Report the count of lines below that include "name", without any other text.

--- start EXTRACTED ENTRIES ---

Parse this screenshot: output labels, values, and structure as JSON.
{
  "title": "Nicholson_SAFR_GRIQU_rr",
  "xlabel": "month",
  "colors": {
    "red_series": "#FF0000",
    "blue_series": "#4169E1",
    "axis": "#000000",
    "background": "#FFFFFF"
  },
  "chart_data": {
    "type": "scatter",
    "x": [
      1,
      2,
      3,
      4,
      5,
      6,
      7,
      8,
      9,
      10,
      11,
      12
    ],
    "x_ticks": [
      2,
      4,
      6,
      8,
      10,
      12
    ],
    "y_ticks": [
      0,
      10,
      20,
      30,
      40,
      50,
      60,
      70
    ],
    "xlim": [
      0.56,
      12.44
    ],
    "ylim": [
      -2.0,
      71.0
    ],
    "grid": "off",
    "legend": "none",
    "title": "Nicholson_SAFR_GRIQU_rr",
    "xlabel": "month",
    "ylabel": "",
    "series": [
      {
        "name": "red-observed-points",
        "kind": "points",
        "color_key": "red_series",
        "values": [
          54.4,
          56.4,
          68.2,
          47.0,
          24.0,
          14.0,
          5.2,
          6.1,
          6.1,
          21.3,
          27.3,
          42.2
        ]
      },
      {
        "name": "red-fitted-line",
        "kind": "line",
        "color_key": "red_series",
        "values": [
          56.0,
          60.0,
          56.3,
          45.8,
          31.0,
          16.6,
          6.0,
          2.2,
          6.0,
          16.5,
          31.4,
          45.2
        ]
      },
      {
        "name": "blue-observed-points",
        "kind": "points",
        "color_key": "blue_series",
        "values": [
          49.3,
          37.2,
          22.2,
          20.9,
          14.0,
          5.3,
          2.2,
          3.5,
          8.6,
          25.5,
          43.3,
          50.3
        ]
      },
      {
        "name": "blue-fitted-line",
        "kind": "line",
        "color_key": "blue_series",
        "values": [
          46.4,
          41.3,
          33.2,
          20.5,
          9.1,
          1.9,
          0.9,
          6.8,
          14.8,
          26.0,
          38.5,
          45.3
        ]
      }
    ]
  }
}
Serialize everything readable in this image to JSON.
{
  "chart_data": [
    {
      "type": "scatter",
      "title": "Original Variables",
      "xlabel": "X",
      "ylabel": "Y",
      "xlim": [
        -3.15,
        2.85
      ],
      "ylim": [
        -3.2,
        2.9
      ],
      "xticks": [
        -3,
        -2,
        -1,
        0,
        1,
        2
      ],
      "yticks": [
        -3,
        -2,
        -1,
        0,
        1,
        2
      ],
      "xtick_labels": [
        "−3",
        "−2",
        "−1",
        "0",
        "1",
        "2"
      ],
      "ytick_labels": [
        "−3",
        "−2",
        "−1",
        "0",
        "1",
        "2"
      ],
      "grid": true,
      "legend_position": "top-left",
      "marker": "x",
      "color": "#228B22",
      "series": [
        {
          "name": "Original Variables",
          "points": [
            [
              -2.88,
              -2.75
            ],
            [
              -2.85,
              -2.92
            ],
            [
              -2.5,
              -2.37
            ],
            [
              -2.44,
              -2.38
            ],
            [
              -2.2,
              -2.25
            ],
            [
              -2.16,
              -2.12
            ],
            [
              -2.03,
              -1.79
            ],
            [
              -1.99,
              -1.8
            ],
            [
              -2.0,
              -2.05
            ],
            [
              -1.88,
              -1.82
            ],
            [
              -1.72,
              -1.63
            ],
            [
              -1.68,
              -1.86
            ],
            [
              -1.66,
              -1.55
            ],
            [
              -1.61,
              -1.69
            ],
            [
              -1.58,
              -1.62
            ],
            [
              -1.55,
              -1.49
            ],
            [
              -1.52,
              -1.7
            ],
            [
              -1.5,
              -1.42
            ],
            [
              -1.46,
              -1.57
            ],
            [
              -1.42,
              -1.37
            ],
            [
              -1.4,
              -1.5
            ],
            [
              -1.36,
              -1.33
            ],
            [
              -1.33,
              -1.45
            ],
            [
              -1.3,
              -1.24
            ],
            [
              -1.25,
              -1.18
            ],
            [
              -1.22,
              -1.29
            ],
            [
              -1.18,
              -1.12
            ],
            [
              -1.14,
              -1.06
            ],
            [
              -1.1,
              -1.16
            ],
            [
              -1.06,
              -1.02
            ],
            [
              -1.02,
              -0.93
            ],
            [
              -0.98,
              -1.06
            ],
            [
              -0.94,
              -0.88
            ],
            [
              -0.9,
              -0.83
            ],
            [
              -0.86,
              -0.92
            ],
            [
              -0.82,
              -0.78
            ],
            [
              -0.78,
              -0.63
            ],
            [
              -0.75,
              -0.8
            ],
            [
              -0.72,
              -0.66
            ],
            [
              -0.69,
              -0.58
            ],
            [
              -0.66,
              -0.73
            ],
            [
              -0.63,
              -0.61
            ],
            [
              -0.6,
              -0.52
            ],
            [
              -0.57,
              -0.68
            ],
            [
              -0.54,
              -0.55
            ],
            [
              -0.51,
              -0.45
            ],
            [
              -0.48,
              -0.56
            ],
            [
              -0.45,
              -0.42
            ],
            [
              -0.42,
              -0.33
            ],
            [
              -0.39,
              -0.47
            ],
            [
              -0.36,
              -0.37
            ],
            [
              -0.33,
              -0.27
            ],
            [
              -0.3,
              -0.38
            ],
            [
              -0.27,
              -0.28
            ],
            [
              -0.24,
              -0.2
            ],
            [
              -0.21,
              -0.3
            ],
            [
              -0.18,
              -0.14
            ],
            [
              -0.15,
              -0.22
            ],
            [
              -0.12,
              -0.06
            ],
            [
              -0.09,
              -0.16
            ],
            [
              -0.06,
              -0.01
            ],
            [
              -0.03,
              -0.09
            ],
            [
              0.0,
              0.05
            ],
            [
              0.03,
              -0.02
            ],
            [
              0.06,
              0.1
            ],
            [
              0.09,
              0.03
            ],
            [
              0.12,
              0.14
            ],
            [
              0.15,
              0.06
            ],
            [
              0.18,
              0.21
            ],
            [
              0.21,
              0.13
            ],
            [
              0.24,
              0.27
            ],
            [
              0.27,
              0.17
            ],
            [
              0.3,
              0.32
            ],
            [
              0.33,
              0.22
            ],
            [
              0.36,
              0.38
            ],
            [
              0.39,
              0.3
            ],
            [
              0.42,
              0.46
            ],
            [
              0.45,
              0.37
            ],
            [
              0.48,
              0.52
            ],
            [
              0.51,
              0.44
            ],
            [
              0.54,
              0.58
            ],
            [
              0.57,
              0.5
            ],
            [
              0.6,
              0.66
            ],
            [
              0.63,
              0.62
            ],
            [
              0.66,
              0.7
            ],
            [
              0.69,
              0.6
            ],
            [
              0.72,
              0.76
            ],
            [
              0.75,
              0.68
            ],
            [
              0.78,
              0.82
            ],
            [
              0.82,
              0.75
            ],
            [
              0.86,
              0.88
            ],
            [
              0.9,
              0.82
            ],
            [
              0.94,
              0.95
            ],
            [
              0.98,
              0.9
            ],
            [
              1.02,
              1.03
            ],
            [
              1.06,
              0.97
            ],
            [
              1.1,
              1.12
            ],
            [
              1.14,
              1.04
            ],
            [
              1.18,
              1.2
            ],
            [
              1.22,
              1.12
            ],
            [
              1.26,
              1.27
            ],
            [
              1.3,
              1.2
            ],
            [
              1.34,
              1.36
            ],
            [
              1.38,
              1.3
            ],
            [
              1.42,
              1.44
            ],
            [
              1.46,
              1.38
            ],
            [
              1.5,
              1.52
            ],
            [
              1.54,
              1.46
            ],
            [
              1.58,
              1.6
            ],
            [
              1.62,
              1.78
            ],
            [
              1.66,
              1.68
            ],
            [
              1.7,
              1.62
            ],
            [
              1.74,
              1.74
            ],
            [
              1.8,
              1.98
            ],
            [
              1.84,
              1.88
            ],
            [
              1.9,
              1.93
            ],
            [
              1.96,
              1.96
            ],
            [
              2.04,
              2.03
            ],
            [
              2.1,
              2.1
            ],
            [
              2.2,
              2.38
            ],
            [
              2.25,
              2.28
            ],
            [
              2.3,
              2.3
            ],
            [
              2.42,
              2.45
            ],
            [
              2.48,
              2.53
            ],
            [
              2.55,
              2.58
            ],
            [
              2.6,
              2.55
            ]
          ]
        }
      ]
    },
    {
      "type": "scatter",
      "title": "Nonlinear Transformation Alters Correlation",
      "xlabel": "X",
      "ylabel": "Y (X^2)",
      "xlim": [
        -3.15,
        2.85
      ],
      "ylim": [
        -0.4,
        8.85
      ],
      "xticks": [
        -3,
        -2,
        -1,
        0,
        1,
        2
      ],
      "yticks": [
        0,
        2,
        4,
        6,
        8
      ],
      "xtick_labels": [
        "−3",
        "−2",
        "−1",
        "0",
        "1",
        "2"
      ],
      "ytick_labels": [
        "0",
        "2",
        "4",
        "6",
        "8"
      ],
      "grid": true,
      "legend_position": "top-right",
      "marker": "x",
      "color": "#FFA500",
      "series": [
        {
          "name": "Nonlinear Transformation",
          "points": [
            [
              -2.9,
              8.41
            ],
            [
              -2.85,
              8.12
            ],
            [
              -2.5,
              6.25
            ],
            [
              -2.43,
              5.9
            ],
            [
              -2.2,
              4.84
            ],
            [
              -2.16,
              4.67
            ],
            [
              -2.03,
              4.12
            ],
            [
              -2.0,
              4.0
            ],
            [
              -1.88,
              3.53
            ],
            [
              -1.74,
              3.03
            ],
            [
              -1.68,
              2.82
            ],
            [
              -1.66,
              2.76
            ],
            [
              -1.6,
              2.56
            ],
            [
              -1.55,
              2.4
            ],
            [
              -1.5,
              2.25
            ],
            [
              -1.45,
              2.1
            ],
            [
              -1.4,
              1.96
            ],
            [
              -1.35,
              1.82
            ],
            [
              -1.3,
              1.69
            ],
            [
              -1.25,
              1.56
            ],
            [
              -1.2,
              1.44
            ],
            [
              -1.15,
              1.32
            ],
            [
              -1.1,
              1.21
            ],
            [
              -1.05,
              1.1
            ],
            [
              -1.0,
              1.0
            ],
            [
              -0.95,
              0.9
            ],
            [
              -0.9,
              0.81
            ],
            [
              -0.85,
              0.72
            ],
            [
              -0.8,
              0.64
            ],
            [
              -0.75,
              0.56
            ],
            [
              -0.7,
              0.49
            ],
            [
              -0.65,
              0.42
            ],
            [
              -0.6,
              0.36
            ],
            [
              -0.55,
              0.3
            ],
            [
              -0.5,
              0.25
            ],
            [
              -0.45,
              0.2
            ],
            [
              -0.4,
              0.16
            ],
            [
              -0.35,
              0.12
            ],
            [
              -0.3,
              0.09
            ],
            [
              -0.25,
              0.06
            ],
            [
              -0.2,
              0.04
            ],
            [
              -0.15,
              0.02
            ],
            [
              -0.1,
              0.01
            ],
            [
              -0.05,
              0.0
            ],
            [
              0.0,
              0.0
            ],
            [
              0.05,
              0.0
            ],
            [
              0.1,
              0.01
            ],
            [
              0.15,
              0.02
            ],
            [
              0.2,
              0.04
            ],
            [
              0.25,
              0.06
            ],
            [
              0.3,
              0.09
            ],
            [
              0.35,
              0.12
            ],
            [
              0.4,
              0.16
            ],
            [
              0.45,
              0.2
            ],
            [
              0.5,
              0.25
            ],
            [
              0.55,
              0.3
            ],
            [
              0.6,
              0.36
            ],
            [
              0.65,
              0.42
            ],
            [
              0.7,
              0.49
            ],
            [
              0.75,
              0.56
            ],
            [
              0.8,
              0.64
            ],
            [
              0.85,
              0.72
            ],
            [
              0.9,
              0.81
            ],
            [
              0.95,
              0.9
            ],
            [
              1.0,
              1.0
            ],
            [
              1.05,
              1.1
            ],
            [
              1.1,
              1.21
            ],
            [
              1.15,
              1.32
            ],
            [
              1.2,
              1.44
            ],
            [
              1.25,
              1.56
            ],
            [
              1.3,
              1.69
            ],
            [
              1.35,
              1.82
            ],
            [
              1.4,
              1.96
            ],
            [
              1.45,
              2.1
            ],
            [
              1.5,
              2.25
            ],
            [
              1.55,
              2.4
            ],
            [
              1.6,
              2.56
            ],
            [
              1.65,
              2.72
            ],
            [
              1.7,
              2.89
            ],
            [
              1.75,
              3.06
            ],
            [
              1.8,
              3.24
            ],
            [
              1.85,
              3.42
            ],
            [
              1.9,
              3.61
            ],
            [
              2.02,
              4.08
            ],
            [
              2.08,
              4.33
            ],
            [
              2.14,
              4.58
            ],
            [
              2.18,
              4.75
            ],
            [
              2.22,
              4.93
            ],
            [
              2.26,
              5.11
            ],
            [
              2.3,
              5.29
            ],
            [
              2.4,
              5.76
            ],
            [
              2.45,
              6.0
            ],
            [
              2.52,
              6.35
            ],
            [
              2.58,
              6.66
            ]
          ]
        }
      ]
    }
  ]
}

--- end EXTRACTED ENTRIES ---

■ **WRITTEN SOLUTION**
6